▽

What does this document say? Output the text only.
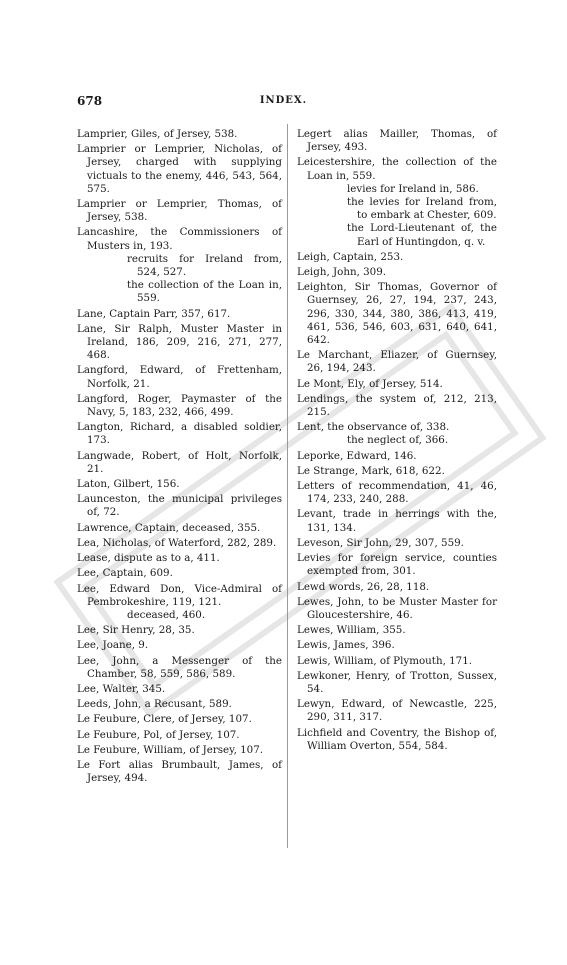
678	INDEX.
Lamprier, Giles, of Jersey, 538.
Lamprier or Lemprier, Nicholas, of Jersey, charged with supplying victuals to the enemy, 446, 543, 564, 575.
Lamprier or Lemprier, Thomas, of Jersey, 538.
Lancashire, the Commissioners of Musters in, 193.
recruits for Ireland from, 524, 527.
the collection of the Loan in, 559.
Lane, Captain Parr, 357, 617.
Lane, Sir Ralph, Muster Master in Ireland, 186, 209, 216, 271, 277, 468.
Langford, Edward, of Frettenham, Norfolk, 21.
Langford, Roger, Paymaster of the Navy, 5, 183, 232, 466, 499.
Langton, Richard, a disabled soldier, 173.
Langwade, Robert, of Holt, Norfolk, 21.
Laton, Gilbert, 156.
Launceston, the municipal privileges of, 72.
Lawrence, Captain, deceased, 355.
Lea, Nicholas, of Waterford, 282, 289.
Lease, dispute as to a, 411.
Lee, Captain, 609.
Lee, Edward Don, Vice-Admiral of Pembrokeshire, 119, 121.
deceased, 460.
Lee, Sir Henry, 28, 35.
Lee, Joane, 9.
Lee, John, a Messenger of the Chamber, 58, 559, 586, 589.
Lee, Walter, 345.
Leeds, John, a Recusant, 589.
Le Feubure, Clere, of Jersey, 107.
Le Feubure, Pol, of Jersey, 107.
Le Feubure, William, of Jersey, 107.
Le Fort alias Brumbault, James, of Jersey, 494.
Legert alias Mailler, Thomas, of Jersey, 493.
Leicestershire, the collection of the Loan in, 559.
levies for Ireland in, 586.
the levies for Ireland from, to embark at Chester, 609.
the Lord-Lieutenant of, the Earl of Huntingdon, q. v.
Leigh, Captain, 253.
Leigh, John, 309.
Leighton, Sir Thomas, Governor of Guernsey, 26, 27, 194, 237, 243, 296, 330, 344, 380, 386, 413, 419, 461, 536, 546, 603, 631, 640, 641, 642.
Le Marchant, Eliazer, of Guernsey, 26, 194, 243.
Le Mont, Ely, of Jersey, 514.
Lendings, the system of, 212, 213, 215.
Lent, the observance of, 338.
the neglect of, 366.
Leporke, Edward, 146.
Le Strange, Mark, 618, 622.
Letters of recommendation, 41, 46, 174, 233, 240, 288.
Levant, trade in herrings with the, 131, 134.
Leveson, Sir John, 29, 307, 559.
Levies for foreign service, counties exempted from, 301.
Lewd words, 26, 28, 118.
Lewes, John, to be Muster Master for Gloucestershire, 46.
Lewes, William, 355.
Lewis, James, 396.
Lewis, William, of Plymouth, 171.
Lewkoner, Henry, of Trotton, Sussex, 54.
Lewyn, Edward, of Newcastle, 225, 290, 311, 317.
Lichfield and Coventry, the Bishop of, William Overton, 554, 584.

△

* **Set task**
Of the lines above, how many contain the word "Lewes"? Provide the number and nothing else.

* **Exercise answer**
2